» Stated exercise: State how many lines of the data contain the word "планы", and write nothing besides the number.

[START]

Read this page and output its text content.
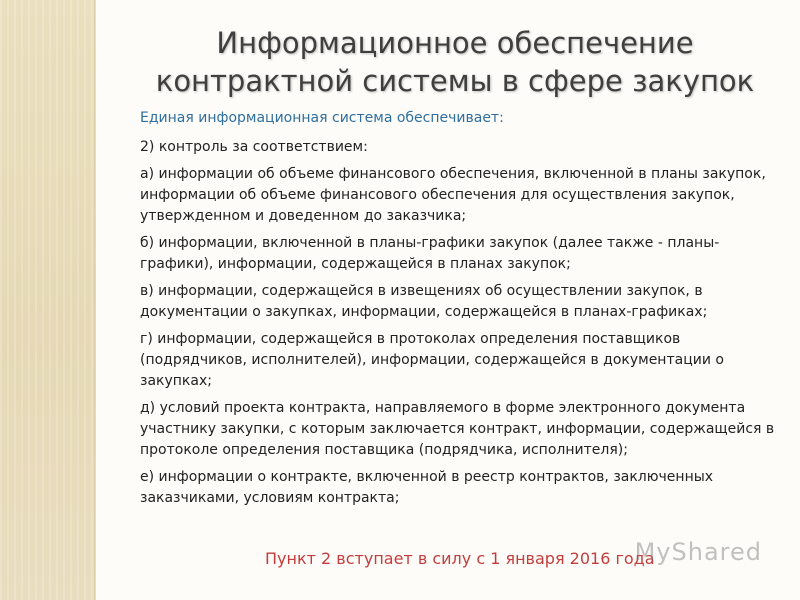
Информационное обеспечение контрактной системы в сфере закупок
Единая информационная система обеспечивает:
2) контроль за соответствием:
а) информации об объеме финансового обеспечения, включенной в планы закупок, информации об объеме финансового обеспечения для осуществления закупок, утвержденном и доведенном до заказчика;
б) информации, включенной в планы-графики закупок (далее также - планы-графики), информации, содержащейся в планах закупок;
в) информации, содержащейся в извещениях об осуществлении закупок, в документации о закупках, информации, содержащейся в планах-графиках;
г) информации, содержащейся в протоколах определения поставщиков (подрядчиков, исполнителей), информации, содержащейся в документации о закупках;
д) условий проекта контракта, направляемого в форме электронного документа участнику закупки, с которым заключается контракт, информации, содержащейся в протоколе определения поставщика (подрядчика, исполнителя);
е) информации о контракте, включенной в реестр контрактов, заключенных заказчиками, условиям контракта;
Пункт 2 вступает в силу с 1 января 2016 года
MyShared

[END]

» Exercise result: 2